■ **Required work**
Find each line in the records below that contains the word "diffuso", and copy it out.
⟨
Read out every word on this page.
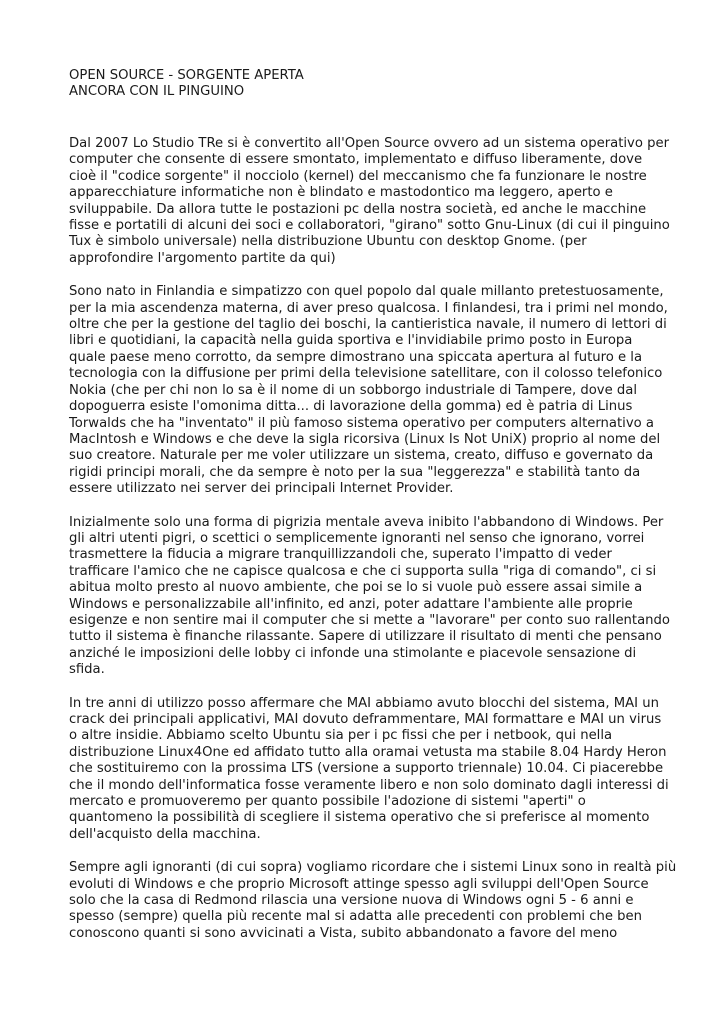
OPEN SOURCE - SORGENTE APERTA
ANCORA CON IL PINGUINO
Dal 2007 Lo Studio TRe si è convertito all'Open Source ovvero ad un sistema operativo per
computer che consente di essere smontato, implementato e diffuso liberamente, dove
cioè il "codice sorgente" il nocciolo (kernel) del meccanismo che fa funzionare le nostre
apparecchiature informatiche non è blindato e mastodontico ma leggero, aperto e
sviluppabile. Da allora tutte le postazioni pc della nostra società, ed anche le macchine
fisse e portatili di alcuni dei soci e collaboratori, "girano" sotto Gnu-Linux (di cui il pinguino
Tux è simbolo universale) nella distribuzione Ubuntu con desktop Gnome. (per
approfondire l'argomento partite da qui)
Sono nato in Finlandia e simpatizzo con quel popolo dal quale millanto pretestuosamente,
per la mia ascendenza materna, di aver preso qualcosa. I finlandesi, tra i primi nel mondo,
oltre che per la gestione del taglio dei boschi, la cantieristica navale, il numero di lettori di
libri e quotidiani, la capacità nella guida sportiva e l'invidiabile primo posto in Europa
quale paese meno corrotto, da sempre dimostrano una spiccata apertura al futuro e la
tecnologia con la diffusione per primi della televisione satellitare, con il colosso telefonico
Nokia (che per chi non lo sa è il nome di un sobborgo industriale di Tampere, dove dal
dopoguerra esiste l'omonima ditta... di lavorazione della gomma) ed è patria di Linus
Torwalds che ha "inventato" il più famoso sistema operativo per computers alternativo a
MacIntosh e Windows e che deve la sigla ricorsiva (Linux Is Not UniX) proprio al nome del
suo creatore. Naturale per me voler utilizzare un sistema, creato, diffuso e governato da
rigidi principi morali, che da sempre è noto per la sua "leggerezza" e stabilità tanto da
essere utilizzato nei server dei principali Internet Provider.
Inizialmente solo una forma di pigrizia mentale aveva inibito l'abbandono di Windows. Per
gli altri utenti pigri, o scettici o semplicemente ignoranti nel senso che ignorano, vorrei
trasmettere la fiducia a migrare tranquillizzandoli che, superato l'impatto di veder
trafficare l'amico che ne capisce qualcosa e che ci supporta sulla "riga di comando", ci si
abitua molto presto al nuovo ambiente, che poi se lo si vuole può essere assai simile a
Windows e personalizzabile all'infinito, ed anzi, poter adattare l'ambiente alle proprie
esigenze e non sentire mai il computer che si mette a "lavorare" per conto suo rallentando
tutto il sistema è finanche rilassante. Sapere di utilizzare il risultato di menti che pensano
anziché le imposizioni delle lobby ci infonde una stimolante e piacevole sensazione di
sfida.
In tre anni di utilizzo posso affermare che MAI abbiamo avuto blocchi del sistema, MAI un
crack dei principali applicativi, MAI dovuto deframmentare, MAI formattare e MAI un virus
o altre insidie. Abbiamo scelto Ubuntu sia per i pc fissi che per i netbook, qui nella
distribuzione Linux4One ed affidato tutto alla oramai vetusta ma stabile 8.04 Hardy Heron
che sostituiremo con la prossima LTS (versione a supporto triennale) 10.04. Ci piacerebbe
che il mondo dell'informatica fosse veramente libero e non solo dominato dagli interessi di
mercato e promuoveremo per quanto possibile l'adozione di sistemi "aperti" o
quantomeno la possibilità di scegliere il sistema operativo che si preferisce al momento
dell'acquisto della macchina.
Sempre agli ignoranti (di cui sopra) vogliamo ricordare che i sistemi Linux sono in realtà più
evoluti di Windows e che proprio Microsoft attinge spesso agli sviluppi dell'Open Source
solo che la casa di Redmond rilascia una versione nuova di Windows ogni 5 - 6 anni e
spesso (sempre) quella più recente mal si adatta alle precedenti con problemi che ben
conoscono quanti si sono avvicinati a Vista, subito abbandonato a favore del meno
⟩
■ **Your response**
computer che consente di essere smontato, implementato e diffuso liberamente, dove
suo creatore. Naturale per me voler utilizzare un sistema, creato, diffuso e governato da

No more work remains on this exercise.